**Records shown:**
%%

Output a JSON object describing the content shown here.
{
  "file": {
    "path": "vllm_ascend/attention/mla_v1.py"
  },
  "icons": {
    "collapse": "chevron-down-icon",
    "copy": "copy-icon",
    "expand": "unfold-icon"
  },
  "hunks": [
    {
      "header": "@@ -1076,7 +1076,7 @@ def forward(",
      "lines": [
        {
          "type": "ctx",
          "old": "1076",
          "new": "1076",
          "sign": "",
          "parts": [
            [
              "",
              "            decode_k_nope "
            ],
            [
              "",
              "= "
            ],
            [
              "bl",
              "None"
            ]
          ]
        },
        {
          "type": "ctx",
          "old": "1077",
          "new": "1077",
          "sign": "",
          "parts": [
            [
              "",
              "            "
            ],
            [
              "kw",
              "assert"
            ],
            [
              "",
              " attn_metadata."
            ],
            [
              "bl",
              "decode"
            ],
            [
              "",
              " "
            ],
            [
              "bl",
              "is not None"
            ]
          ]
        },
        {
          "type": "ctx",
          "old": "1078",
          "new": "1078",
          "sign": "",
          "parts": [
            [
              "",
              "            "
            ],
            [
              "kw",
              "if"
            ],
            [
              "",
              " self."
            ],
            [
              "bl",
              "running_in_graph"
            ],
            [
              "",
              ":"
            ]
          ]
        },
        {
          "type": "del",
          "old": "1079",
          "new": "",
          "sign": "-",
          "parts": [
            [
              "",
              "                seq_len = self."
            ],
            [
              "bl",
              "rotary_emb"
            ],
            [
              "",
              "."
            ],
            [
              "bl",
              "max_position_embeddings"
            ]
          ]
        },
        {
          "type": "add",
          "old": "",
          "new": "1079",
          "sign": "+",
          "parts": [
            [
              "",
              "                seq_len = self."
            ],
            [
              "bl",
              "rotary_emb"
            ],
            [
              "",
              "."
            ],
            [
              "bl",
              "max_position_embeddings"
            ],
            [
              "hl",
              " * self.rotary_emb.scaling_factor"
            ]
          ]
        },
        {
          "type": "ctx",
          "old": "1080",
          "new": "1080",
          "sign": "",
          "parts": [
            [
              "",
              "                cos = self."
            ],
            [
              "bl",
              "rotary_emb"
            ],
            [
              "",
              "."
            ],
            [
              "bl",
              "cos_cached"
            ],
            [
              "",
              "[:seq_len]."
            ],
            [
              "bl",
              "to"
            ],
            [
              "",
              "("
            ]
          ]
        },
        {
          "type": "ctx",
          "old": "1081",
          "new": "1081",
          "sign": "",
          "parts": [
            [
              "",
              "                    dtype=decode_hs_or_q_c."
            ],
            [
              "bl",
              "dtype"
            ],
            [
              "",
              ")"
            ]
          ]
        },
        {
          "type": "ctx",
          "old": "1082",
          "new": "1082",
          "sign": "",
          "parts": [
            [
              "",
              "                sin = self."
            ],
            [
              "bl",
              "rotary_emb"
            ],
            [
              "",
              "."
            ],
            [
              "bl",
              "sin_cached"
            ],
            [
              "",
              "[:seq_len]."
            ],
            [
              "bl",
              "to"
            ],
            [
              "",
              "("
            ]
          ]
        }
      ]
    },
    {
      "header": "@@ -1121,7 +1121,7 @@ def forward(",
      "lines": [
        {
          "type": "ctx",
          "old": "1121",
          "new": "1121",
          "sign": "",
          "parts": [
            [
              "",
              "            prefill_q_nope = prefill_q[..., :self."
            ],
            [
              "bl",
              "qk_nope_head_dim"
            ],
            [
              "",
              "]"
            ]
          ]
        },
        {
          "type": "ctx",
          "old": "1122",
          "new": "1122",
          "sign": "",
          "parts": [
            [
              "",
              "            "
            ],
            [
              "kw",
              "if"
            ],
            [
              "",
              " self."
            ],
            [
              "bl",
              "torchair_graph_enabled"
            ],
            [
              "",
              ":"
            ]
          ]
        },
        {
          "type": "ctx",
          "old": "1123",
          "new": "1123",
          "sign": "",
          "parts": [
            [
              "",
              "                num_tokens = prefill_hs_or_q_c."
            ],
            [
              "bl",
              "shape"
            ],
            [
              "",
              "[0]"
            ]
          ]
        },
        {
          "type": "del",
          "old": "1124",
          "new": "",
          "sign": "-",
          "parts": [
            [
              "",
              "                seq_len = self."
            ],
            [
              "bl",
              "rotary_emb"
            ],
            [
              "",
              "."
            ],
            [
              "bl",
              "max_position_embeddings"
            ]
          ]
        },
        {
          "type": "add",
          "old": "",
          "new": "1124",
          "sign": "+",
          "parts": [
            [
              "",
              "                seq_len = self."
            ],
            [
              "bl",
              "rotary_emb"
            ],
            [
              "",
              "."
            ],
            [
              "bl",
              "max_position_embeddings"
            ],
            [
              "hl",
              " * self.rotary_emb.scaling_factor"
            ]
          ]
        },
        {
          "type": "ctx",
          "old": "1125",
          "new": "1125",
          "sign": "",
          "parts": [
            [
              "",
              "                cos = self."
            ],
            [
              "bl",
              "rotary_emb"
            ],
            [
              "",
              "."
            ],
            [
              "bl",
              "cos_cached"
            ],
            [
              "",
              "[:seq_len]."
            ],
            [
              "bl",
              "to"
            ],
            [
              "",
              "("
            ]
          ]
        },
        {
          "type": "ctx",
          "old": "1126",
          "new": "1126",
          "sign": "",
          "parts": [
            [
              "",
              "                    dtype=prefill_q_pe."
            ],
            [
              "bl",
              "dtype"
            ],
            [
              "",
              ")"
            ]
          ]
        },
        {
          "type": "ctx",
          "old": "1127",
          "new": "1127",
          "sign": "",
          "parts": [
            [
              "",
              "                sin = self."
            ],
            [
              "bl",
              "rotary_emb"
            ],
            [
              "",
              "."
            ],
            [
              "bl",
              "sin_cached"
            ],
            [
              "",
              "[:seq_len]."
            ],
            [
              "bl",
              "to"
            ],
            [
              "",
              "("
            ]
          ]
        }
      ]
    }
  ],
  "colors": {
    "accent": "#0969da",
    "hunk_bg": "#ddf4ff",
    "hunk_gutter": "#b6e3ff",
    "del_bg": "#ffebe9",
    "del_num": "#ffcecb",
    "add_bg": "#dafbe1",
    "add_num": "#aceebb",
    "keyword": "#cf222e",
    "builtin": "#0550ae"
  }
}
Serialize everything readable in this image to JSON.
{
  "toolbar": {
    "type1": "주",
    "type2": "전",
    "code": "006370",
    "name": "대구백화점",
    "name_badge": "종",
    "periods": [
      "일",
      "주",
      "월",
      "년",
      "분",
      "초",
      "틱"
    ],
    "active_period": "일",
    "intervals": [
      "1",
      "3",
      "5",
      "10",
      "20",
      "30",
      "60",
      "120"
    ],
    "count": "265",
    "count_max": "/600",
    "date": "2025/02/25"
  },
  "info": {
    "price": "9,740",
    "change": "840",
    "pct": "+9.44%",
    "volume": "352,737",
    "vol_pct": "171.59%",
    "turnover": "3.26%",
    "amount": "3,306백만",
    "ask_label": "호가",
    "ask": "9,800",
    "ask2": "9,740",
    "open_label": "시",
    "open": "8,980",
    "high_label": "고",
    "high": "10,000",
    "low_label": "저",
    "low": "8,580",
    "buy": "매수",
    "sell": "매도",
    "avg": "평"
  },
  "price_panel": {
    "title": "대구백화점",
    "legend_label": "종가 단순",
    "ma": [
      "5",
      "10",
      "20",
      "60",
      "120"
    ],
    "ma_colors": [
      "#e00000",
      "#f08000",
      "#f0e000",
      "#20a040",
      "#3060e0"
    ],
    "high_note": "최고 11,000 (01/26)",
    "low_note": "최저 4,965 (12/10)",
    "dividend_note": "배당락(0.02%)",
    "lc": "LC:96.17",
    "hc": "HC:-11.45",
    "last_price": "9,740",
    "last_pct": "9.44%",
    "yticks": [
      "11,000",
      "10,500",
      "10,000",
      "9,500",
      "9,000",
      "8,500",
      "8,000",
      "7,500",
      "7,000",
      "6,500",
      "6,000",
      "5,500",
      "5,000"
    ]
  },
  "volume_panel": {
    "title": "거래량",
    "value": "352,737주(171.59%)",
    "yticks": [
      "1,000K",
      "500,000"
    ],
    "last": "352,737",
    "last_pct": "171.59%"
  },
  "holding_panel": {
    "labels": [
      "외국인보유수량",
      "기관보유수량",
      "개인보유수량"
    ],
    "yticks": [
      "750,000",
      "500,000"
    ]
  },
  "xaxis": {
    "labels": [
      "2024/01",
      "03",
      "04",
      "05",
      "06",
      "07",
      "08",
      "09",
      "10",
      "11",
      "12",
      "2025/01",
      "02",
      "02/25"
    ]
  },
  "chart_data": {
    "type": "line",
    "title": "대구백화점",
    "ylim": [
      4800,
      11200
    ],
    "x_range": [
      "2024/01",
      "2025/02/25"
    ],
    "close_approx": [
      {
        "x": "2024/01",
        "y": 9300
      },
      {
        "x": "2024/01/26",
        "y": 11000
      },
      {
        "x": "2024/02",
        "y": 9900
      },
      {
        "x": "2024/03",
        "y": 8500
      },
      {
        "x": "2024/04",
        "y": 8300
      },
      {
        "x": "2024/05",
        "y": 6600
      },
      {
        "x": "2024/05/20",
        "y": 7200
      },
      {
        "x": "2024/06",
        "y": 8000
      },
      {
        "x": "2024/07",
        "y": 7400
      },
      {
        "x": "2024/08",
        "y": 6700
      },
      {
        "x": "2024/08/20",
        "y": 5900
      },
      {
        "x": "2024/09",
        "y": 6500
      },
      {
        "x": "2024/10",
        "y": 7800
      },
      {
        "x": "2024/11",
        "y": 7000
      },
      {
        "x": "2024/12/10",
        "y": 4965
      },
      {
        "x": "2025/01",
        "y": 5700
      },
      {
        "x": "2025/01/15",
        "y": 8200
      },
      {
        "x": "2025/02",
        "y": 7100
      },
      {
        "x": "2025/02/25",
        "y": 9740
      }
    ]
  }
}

%%

**Problem statement:** Make a copy of each line that contains the string "dtype".

**Response for this exercise:**
              "                    dtype=decode_hs_or_q_c."
              "dtype"
              "                    dtype=prefill_q_pe."
              "dtype"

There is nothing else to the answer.